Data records
* * *

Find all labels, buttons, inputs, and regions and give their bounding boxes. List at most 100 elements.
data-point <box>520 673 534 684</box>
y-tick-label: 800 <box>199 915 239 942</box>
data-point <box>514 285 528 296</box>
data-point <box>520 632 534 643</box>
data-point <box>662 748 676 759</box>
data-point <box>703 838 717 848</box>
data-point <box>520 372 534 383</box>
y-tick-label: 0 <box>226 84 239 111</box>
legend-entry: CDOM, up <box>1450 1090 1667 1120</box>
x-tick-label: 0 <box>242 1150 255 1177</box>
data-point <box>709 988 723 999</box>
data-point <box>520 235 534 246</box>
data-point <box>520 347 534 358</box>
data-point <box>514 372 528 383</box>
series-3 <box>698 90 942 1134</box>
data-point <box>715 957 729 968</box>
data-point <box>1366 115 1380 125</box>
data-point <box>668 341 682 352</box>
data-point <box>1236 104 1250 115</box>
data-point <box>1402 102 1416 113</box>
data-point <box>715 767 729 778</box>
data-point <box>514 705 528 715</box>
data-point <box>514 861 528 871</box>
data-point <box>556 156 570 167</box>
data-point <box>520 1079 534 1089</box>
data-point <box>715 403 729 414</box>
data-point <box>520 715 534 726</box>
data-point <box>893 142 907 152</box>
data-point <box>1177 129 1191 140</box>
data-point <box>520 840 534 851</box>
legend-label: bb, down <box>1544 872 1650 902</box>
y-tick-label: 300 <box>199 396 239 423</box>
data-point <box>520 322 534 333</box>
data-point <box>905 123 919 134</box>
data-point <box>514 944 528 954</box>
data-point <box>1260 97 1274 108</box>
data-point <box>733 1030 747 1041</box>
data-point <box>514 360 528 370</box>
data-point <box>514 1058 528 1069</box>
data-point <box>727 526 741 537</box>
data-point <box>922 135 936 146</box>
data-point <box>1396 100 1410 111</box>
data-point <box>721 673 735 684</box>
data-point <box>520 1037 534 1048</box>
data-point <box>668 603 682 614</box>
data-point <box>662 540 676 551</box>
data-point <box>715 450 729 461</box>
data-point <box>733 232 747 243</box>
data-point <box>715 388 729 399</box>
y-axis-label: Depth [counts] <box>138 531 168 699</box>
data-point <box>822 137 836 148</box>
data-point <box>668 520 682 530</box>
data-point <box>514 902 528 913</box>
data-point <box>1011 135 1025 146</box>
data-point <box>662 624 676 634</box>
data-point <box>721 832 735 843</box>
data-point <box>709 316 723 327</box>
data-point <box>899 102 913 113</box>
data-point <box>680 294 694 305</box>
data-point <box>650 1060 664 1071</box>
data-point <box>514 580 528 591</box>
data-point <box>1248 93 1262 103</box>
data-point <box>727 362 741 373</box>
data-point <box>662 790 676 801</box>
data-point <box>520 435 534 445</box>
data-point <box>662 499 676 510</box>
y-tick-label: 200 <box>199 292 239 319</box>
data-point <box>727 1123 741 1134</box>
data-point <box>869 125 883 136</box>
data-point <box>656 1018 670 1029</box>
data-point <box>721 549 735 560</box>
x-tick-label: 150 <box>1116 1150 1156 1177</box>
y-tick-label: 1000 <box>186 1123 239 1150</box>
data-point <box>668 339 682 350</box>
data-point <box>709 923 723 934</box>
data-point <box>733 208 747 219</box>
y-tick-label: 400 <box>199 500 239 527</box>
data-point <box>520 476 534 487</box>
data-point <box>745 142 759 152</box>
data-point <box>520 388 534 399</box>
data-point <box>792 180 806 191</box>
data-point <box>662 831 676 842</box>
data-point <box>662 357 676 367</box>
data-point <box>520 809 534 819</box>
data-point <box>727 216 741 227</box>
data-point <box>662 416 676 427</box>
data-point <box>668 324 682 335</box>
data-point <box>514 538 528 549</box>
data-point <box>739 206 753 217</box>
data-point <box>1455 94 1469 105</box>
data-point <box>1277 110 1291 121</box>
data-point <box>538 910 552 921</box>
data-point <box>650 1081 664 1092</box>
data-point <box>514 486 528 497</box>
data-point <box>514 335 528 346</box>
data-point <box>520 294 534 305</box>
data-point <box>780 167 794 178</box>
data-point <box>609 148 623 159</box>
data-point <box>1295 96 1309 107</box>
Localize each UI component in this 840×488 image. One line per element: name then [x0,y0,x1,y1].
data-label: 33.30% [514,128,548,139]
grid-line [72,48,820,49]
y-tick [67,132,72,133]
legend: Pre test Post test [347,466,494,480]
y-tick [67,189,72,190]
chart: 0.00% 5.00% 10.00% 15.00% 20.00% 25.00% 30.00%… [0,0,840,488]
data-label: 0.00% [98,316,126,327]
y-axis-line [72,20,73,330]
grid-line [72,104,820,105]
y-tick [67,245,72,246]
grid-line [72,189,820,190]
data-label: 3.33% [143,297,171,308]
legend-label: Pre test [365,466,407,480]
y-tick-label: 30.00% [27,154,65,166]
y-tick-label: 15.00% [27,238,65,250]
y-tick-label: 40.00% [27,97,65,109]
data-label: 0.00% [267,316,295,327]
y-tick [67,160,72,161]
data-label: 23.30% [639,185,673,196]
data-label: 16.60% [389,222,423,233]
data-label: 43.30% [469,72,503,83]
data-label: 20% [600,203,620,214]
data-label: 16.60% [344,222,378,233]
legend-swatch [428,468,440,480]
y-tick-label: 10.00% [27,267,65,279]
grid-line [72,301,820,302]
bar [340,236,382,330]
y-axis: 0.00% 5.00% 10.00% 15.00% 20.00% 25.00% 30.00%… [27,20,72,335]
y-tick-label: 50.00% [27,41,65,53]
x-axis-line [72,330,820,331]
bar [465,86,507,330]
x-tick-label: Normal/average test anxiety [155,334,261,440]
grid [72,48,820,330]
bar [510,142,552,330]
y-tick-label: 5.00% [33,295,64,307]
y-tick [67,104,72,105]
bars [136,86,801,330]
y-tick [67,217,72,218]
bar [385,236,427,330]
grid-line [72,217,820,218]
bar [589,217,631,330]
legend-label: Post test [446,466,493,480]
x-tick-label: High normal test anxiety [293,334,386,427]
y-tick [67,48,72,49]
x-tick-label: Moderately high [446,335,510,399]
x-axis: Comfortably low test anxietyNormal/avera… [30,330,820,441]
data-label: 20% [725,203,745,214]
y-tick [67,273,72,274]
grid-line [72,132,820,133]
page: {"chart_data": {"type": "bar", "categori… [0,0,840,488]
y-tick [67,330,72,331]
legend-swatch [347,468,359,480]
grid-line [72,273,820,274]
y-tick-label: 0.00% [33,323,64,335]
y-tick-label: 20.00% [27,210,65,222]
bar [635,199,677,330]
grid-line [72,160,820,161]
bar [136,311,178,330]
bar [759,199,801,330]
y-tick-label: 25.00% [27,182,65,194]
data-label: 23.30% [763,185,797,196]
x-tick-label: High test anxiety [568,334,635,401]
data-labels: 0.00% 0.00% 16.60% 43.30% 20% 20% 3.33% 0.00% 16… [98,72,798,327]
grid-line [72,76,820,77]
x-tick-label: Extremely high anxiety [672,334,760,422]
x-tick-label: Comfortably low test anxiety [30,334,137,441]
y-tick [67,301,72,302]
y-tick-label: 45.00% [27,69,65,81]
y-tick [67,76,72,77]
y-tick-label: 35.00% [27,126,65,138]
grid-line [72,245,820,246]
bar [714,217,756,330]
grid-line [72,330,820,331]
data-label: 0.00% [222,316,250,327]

* * *

**WHAT TO DO**
Copy every one of these lines back without changing anything.

**EXERCISE RESULT**
Find all labels, buttons, inputs, and regions and give their bounding boxes. List at most 100 elements.
data-point <box>520 673 534 684</box>
y-tick-label: 800 <box>199 915 239 942</box>
data-point <box>514 285 528 296</box>
data-point <box>520 632 534 643</box>
data-point <box>662 748 676 759</box>
data-point <box>703 838 717 848</box>
data-point <box>520 372 534 383</box>
y-tick-label: 0 <box>226 84 239 111</box>
legend-entry: CDOM, up <box>1450 1090 1667 1120</box>
x-tick-label: 0 <box>242 1150 255 1177</box>
data-point <box>709 988 723 999</box>
data-point <box>520 235 534 246</box>
data-point <box>520 347 534 358</box>
data-point <box>514 372 528 383</box>
series-3 <box>698 90 942 1134</box>
data-point <box>715 957 729 968</box>
data-point <box>1366 115 1380 125</box>
data-point <box>668 341 682 352</box>
data-point <box>1236 104 1250 115</box>
data-point <box>1402 102 1416 113</box>
data-point <box>715 767 729 778</box>
data-point <box>514 705 528 715</box>
data-point <box>514 861 528 871</box>
data-point <box>556 156 570 167</box>
data-point <box>520 1079 534 1089</box>
data-point <box>715 403 729 414</box>
data-point <box>520 715 534 726</box>
data-point <box>893 142 907 152</box>
data-point <box>1177 129 1191 140</box>
data-point <box>520 840 534 851</box>
legend-label: bb, down <box>1544 872 1650 902</box>
y-tick-label: 300 <box>199 396 239 423</box>
data-point <box>520 322 534 333</box>
data-point <box>905 123 919 134</box>
data-point <box>514 944 528 954</box>
data-point <box>1260 97 1274 108</box>
data-point <box>733 1030 747 1041</box>
data-point <box>514 360 528 370</box>
data-point <box>514 1058 528 1069</box>
data-point <box>727 526 741 537</box>
data-point <box>922 135 936 146</box>
data-point <box>1396 100 1410 111</box>
data-point <box>721 673 735 684</box>
data-point <box>520 1037 534 1048</box>
data-point <box>668 603 682 614</box>
data-point <box>662 540 676 551</box>
data-point <box>715 450 729 461</box>
data-point <box>733 232 747 243</box>
data-point <box>715 388 729 399</box>
y-axis-label: Depth [counts] <box>138 531 168 699</box>
data-point <box>822 137 836 148</box>
data-point <box>668 520 682 530</box>
data-point <box>514 902 528 913</box>
data-point <box>1011 135 1025 146</box>
data-point <box>662 624 676 634</box>
data-point <box>721 832 735 843</box>
data-point <box>709 316 723 327</box>
data-point <box>899 102 913 113</box>
data-point <box>680 294 694 305</box>
data-point <box>650 1060 664 1071</box>
data-point <box>514 580 528 591</box>
data-point <box>1248 93 1262 103</box>
data-point <box>727 362 741 373</box>
data-point <box>662 790 676 801</box>
data-point <box>520 435 534 445</box>
data-point <box>662 499 676 510</box>
y-tick-label: 200 <box>199 292 239 319</box>
data-point <box>727 1123 741 1134</box>
data-point <box>869 125 883 136</box>
data-point <box>656 1018 670 1029</box>
data-point <box>721 549 735 560</box>
x-tick-label: 150 <box>1116 1150 1156 1177</box>
y-tick-label: 1000 <box>186 1123 239 1150</box>
data-point <box>668 339 682 350</box>
data-point <box>709 923 723 934</box>
data-point <box>733 208 747 219</box>
y-tick-label: 400 <box>199 500 239 527</box>
data-point <box>520 476 534 487</box>
data-point <box>745 142 759 152</box>
data-point <box>520 388 534 399</box>
data-point <box>792 180 806 191</box>
data-point <box>662 831 676 842</box>
data-point <box>662 357 676 367</box>
data-point <box>520 809 534 819</box>
data-point <box>727 216 741 227</box>
data-point <box>662 416 676 427</box>
data-point <box>668 324 682 335</box>
data-point <box>514 538 528 549</box>
data-point <box>739 206 753 217</box>
data-point <box>1455 94 1469 105</box>
data-point <box>1277 110 1291 121</box>
data-point <box>538 910 552 921</box>
data-point <box>650 1081 664 1092</box>
data-point <box>514 486 528 497</box>
data-point <box>514 335 528 346</box>
data-point <box>520 294 534 305</box>
data-point <box>780 167 794 178</box>
data-point <box>609 148 623 159</box>
data-point <box>1295 96 1309 107</box>
Localize each UI component in this 840×488 image. One line per element: name then [x0,y0,x1,y1].
data-label: 33.30% [514,128,548,139]
grid-line [72,48,820,49]
y-tick [67,132,72,133]
legend: Pre test Post test [347,466,494,480]
y-tick [67,189,72,190]
chart: 0.00% 5.00% 10.00% 15.00% 20.00% 25.00% 30.00%… [0,0,840,488]
data-label: 0.00% [98,316,126,327]
y-axis-line [72,20,73,330]
grid-line [72,104,820,105]
y-tick [67,245,72,246]
grid-line [72,189,820,190]
data-label: 3.33% [143,297,171,308]
legend-label: Pre test [365,466,407,480]
y-tick-label: 30.00% [27,154,65,166]
y-tick-label: 15.00% [27,238,65,250]
y-tick-label: 40.00% [27,97,65,109]
data-label: 0.00% [267,316,295,327]
y-tick [67,160,72,161]
data-label: 23.30% [639,185,673,196]
data-label: 16.60% [389,222,423,233]
data-label: 43.30% [469,72,503,83]
data-label: 20% [600,203,620,214]
data-label: 16.60% [344,222,378,233]
legend-swatch [428,468,440,480]
y-tick-label: 10.00% [27,267,65,279]
grid-line [72,301,820,302]
bar [340,236,382,330]
y-axis: 0.00% 5.00% 10.00% 15.00% 20.00% 25.00% 30.00%… [27,20,72,335]
y-tick-label: 50.00% [27,41,65,53]
x-axis-line [72,330,820,331]
bar [465,86,507,330]
x-tick-label: Normal/average test anxiety [155,334,261,440]
grid [72,48,820,330]
bar [510,142,552,330]
y-tick-label: 5.00% [33,295,64,307]
y-tick [67,104,72,105]
bars [136,86,801,330]
y-tick [67,217,72,218]
bar [385,236,427,330]
grid-line [72,217,820,218]
bar [589,217,631,330]
legend-label: Post test [446,466,493,480]
x-tick-label: High normal test anxiety [293,334,386,427]
y-tick [67,48,72,49]
x-tick-label: Moderately high [446,335,510,399]
x-axis: Comfortably low test anxietyNormal/avera… [30,330,820,441]
data-label: 20% [725,203,745,214]
y-tick [67,273,72,274]
grid-line [72,132,820,133]
page: {"chart_data": {"type": "bar", "categori… [0,0,840,488]
y-tick [67,330,72,331]
legend-swatch [347,468,359,480]
grid-line [72,273,820,274]
y-tick-label: 0.00% [33,323,64,335]
y-tick-label: 20.00% [27,210,65,222]
bar [635,199,677,330]
grid-line [72,160,820,161]
bar [136,311,178,330]
bar [759,199,801,330]
y-tick-label: 25.00% [27,182,65,194]
data-label: 23.30% [763,185,797,196]
x-tick-label: High test anxiety [568,334,635,401]
data-labels: 0.00% 0.00% 16.60% 43.30% 20% 20% 3.33% 0.00% 16… [98,72,798,327]
grid-line [72,76,820,77]
x-tick-label: Extremely high anxiety [672,334,760,422]
x-tick-label: Comfortably low test anxiety [30,334,137,441]
y-tick [67,301,72,302]
y-tick-label: 45.00% [27,69,65,81]
y-tick [67,76,72,77]
y-tick-label: 35.00% [27,126,65,138]
grid-line [72,245,820,246]
bar [714,217,756,330]
grid-line [72,330,820,331]
data-label: 0.00% [222,316,250,327]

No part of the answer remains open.